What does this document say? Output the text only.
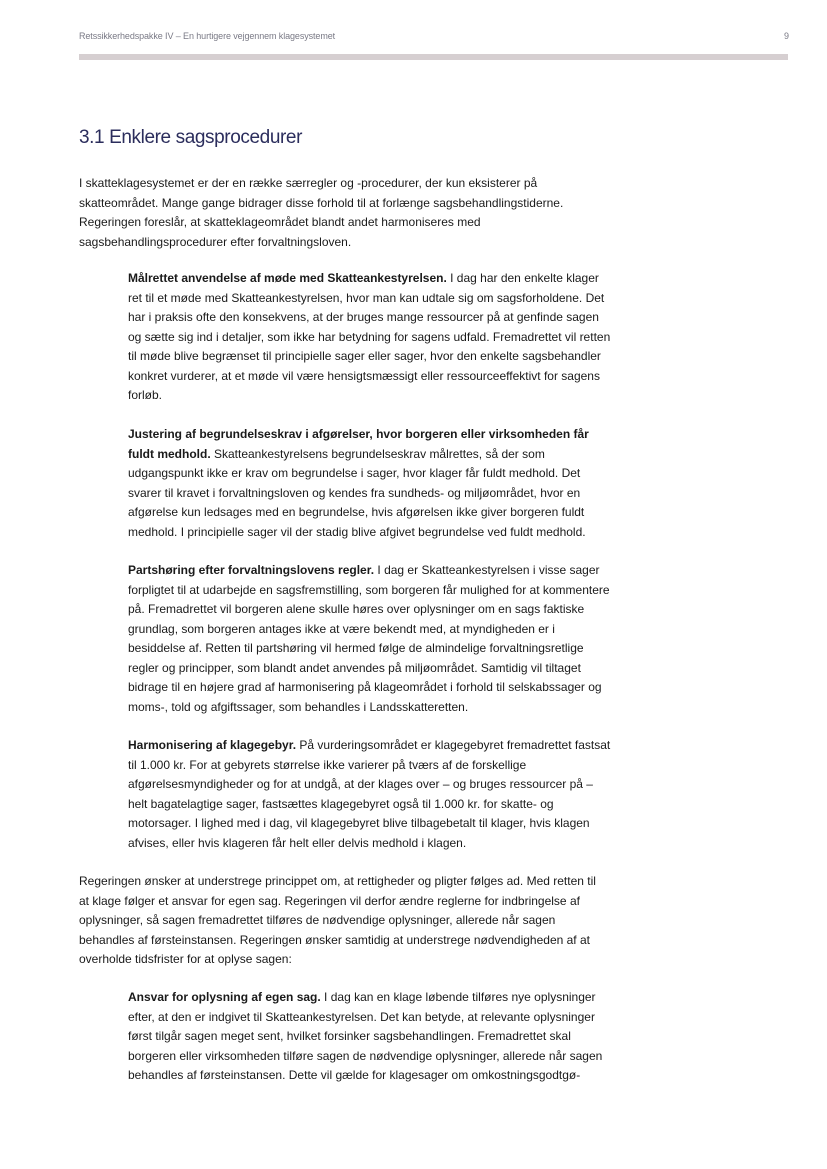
Retssikkerhedspakke IV – En hurtigere vejgennem klagesystemet	9
3.1 Enklere sagsprocedurer

I skatteklagesystemet er der en række særregler og -procedurer, der kun eksisterer på skatteområdet. Mange gange bidrager disse forhold til at forlænge sagsbehandlingstiderne. Regeringen foreslår, at skatteklageområdet blandt andet harmoniseres med sagsbehandlingsprocedurer efter forvaltningsloven.

Målrettet anvendelse af møde med Skatteankestyrelsen. I dag har den enkelte klager ret til et møde med Skatteankestyrelsen, hvor man kan udtale sig om sagsforholdene. Det har i praksis ofte den konsekvens, at der bruges mange ressourcer på at genfinde sagen og sætte sig ind i detaljer, som ikke har betydning for sagens udfald. Fremadrettet vil retten til møde blive begrænset til principielle sager eller sager, hvor den enkelte sagsbehandler konkret vurderer, at et møde vil være hensigtsmæssigt eller ressourceeffektivt for sagens forløb.

Justering af begrundelseskrav i afgørelser, hvor borgeren eller virksomheden får fuldt medhold. Skatteankestyrelsens begrundelseskrav målrettes, så der som udgangspunkt ikke er krav om begrundelse i sager, hvor klager får fuldt medhold. Det svarer til kravet i forvaltningsloven og kendes fra sundheds- og miljøområdet, hvor en afgørelse kun ledsages med en begrundelse, hvis afgørelsen ikke giver borgeren fuldt medhold. I principielle sager vil der stadig blive afgivet begrundelse ved fuldt medhold.

Partshøring efter forvaltningslovens regler. I dag er Skatteankestyrelsen i visse sager forpligtet til at udarbejde en sagsfremstilling, som borgeren får mulighed for at kommentere på. Fremadrettet vil borgeren alene skulle høres over oplysninger om en sags faktiske grundlag, som borgeren antages ikke at være bekendt med, at myndigheden er i besiddelse af. Retten til partshøring vil hermed følge de almindelige forvaltningsretlige regler og principper, som blandt andet anvendes på miljøområdet. Samtidig vil tiltaget bidrage til en højere grad af harmonisering på klageområdet i forhold til selskabssager og moms-, told og afgiftssager, som behandles i Landsskatteretten.

Harmonisering af klagegebyr. På vurderingsområdet er klagegebyret fremadrettet fastsat til 1.000 kr. For at gebyrets størrelse ikke varierer på tværs af de forskellige afgørelsesmyndigheder og for at undgå, at der klages over – og bruges ressourcer på – helt bagatelagtige sager, fastsættes klagegebyret også til 1.000 kr. for skatte- og motorsager. I lighed med i dag, vil klagegebyret blive tilbagebetalt til klager, hvis klagen afvises, eller hvis klageren får helt eller delvis medhold i klagen.

Regeringen ønsker at understrege princippet om, at rettigheder og pligter følges ad. Med retten til at klage følger et ansvar for egen sag. Regeringen vil derfor ændre reglerne for indbringelse af oplysninger, så sagen fremadrettet tilføres de nødvendige oplysninger, allerede når sagen behandles af førsteinstansen. Regeringen ønsker samtidig at understrege nødvendigheden af at overholde tidsfrister for at oplyse sagen:

Ansvar for oplysning af egen sag. I dag kan en klage løbende tilføres nye oplysninger efter, at den er indgivet til Skatteankestyrelsen. Det kan betyde, at relevante oplysninger først tilgår sagen meget sent, hvilket forsinker sagsbehandlingen. Fremadrettet skal borgeren eller virksomheden tilføre sagen de nødvendige oplysninger, allerede når sagen behandles af førsteinstansen. Dette vil gælde for klagesager om omkostningsgodtgø-
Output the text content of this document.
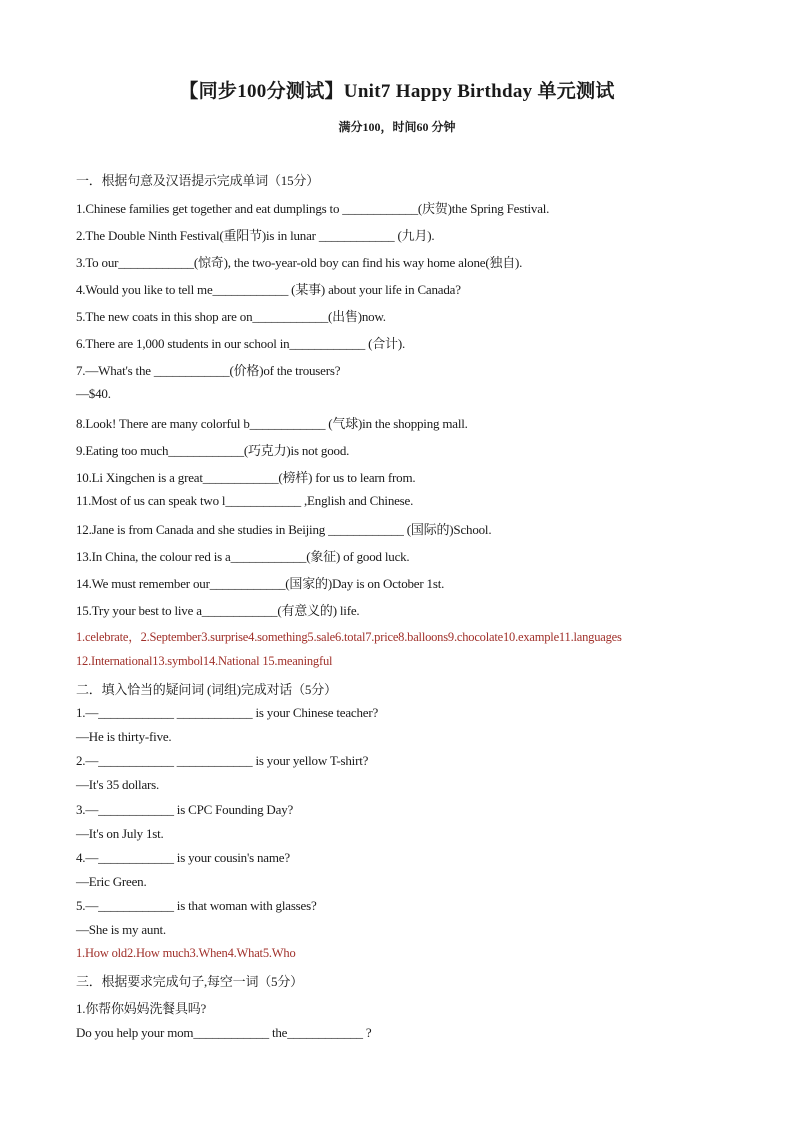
【同步100分测试】Unit7 Happy Birthday 单元测试
满分100，时间60 分钟
一．根据句意及汉语提示完成单词（15分）
1.Chinese families get together and eat dumplings to ____________(庆贺)the Spring Festival.
2.The Double Ninth Festival(重阳节)is in lunar ____________ (九月).
3.To our____________(惊奇), the two-year-old boy can find his way home alone(独自).
4.Would you like to tell me____________ (某事) about your life in Canada?
5.The new coats in this shop are on____________(出售)now.
6.There are 1,000 students in our school in____________ (合计).
7.—What's the ____________(价格)of the trousers?
—$40.
8.Look! There are many colorful b____________ (气球)in the shopping mall.
9.Eating too much____________(巧克力)is not good.
10.Li Xingchen is a great____________(榜样) for us to learn from.
11.Most of us can speak two l____________ ,English and Chinese.
12.Jane is from Canada and she studies in Beijing ____________ (国际的)School.
13.In China, the colour red is a____________(象征) of good luck.
14.We must remember our____________(国家的)Day is on October 1st.
15.Try your best to live a____________(有意义的) life.
1.celebrate，2.September3.surprise4.something5.sale6.total7.price8.balloons9.chocolate10.example11.languages
12.International13.symbol14.National 15.meaningful
二．填入恰当的疑问词 (词组)完成对话（5分）
1.—____________ ____________ is your Chinese teacher?
—He is thirty-five.
2.—____________ ____________ is your yellow T-shirt?
—It's 35 dollars.
3.—____________ is CPC Founding Day?
—It's on July 1st.
4.—____________ is your cousin's name?
—Eric Green.
5.—____________ is that woman with glasses?
—She is my aunt.
1.How old2.How much3.When4.What5.Who
三．根据要求完成句子,每空一词（5分）
1.你帮你妈妈洗餐具吗?
Do you help your mom____________ the____________ ?
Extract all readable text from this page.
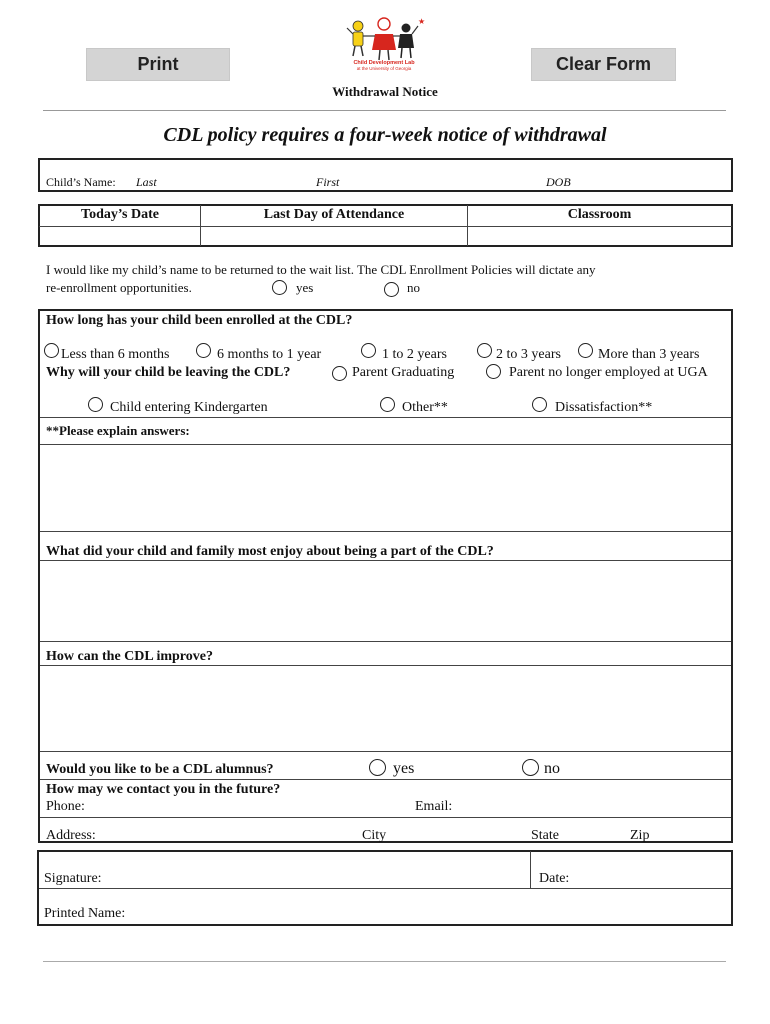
Print	Clear Form
★
Child Development Lab
at the University of Georgia
Withdrawal Notice
CDL policy requires a four-week notice of withdrawal
Child’s Name: Last	First	DOB
Today’s Date	Last Day of Attendance	Classroom
I would like my child’s name to be returned to the wait list. The CDL Enrollment Policies will dictate any
re-enrollment opportunities.	yes	no
How long has your child been enrolled at the CDL?
Less than 6 months	6 months to 1 year	1 to 2 years	2 to 3 years	More than 3 years
Why will your child be leaving the CDL?	Parent Graduating	Parent no longer employed at UGA
Child entering Kindergarten	Other**	Dissatisfaction**
**Please explain answers:
What did your child and family most enjoy about being a part of the CDL?
How can the CDL improve?
Would you like to be a CDL alumnus?	yes	no
How may we contact you in the future?
Phone:	Email:
Address:	City	State	Zip
Signature:	Date:
Printed Name:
──────────────────────────────
▶ [Required task]:
From the records above, pick out and copy each line holding the word "will".

▶ [Result of this task]:
I would like my child’s name to be returned to the wait list. The CDL Enrollment Policies will dictate any
Why will your child be leaving the CDL?	Parent Graduating	Parent no longer employed at UGA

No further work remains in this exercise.